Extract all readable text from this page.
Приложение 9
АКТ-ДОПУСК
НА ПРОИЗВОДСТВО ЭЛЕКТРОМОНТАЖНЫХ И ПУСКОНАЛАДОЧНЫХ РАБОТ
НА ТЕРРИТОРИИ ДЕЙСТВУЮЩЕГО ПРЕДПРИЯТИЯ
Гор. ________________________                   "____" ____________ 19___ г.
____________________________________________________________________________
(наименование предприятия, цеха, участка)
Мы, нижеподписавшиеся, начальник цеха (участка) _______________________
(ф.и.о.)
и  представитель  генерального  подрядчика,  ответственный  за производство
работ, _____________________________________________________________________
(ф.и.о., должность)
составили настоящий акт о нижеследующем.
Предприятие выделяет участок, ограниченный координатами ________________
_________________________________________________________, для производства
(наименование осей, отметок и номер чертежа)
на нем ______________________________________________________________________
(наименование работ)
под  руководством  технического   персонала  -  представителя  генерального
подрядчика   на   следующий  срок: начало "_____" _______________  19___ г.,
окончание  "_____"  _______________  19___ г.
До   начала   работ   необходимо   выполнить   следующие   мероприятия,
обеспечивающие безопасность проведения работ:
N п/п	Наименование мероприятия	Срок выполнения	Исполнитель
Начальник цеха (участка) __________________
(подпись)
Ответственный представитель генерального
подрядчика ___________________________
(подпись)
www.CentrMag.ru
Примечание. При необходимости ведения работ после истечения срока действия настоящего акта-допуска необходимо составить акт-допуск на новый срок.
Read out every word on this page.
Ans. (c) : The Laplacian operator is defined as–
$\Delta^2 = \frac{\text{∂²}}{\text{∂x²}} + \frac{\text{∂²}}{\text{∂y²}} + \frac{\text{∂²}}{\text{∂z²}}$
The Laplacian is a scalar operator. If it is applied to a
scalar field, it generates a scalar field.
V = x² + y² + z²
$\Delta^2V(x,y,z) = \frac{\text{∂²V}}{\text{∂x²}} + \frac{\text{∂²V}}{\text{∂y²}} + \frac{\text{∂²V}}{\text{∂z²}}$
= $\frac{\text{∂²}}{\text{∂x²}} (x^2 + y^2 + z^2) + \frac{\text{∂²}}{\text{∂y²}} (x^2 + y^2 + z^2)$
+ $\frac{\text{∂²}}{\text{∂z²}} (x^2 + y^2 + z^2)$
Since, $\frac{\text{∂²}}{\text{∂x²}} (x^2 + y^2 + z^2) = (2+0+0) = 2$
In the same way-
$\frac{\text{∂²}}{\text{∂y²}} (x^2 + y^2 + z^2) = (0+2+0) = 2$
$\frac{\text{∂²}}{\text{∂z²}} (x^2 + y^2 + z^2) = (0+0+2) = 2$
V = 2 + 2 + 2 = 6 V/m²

WHAT THE EXERCISE ASKS:
What is needed here is an exact reproduction of all the entries.

REPLY:
Extract all readable text from this page.
Приложение 9
АКТ-ДОПУСК
НА ПРОИЗВОДСТВО ЭЛЕКТРОМОНТАЖНЫХ И ПУСКОНАЛАДОЧНЫХ РАБОТ
НА ТЕРРИТОРИИ ДЕЙСТВУЮЩЕГО ПРЕДПРИЯТИЯ
Гор. ________________________                   "____" ____________ 19___ г.
____________________________________________________________________________
(наименование предприятия, цеха, участка)
Мы, нижеподписавшиеся, начальник цеха (участка) _______________________
(ф.и.о.)
и  представитель  генерального  подрядчика,  ответственный  за производство
работ, _____________________________________________________________________
(ф.и.о., должность)
составили настоящий акт о нижеследующем.
Предприятие выделяет участок, ограниченный координатами ________________
_________________________________________________________, для производства
(наименование осей, отметок и номер чертежа)
на нем ______________________________________________________________________
(наименование работ)
под  руководством  технического   персонала  -  представителя  генерального
подрядчика   на   следующий  срок: начало "_____" _______________  19___ г.,
окончание  "_____"  _______________  19___ г.
До   начала   работ   необходимо   выполнить   следующие   мероприятия,
обеспечивающие безопасность проведения работ:
N п/п	Наименование мероприятия	Срок выполнения	Исполнитель
Начальник цеха (участка) __________________
(подпись)
Ответственный представитель генерального
подрядчика ___________________________
(подпись)
www.CentrMag.ru
Примечание. При необходимости ведения работ после истечения срока действия настоящего акта-допуска необходимо составить акт-допуск на новый срок.
Read out every word on this page.
Ans. (c) : The Laplacian operator is defined as–
$\Delta^2 = \frac{\text{∂²}}{\text{∂x²}} + \frac{\text{∂²}}{\text{∂y²}} + \frac{\text{∂²}}{\text{∂z²}}$
The Laplacian is a scalar operator. If it is applied to a
scalar field, it generates a scalar field.
V = x² + y² + z²
$\Delta^2V(x,y,z) = \frac{\text{∂²V}}{\text{∂x²}} + \frac{\text{∂²V}}{\text{∂y²}} + \frac{\text{∂²V}}{\text{∂z²}}$
= $\frac{\text{∂²}}{\text{∂x²}} (x^2 + y^2 + z^2) + \frac{\text{∂²}}{\text{∂y²}} (x^2 + y^2 + z^2)$
+ $\frac{\text{∂²}}{\text{∂z²}} (x^2 + y^2 + z^2)$
Since, $\frac{\text{∂²}}{\text{∂x²}} (x^2 + y^2 + z^2) = (2+0+0) = 2$
In the same way-
$\frac{\text{∂²}}{\text{∂y²}} (x^2 + y^2 + z^2) = (0+2+0) = 2$
$\frac{\text{∂²}}{\text{∂z²}} (x^2 + y^2 + z^2) = (0+0+2) = 2$
V = 2 + 2 + 2 = 6 V/m²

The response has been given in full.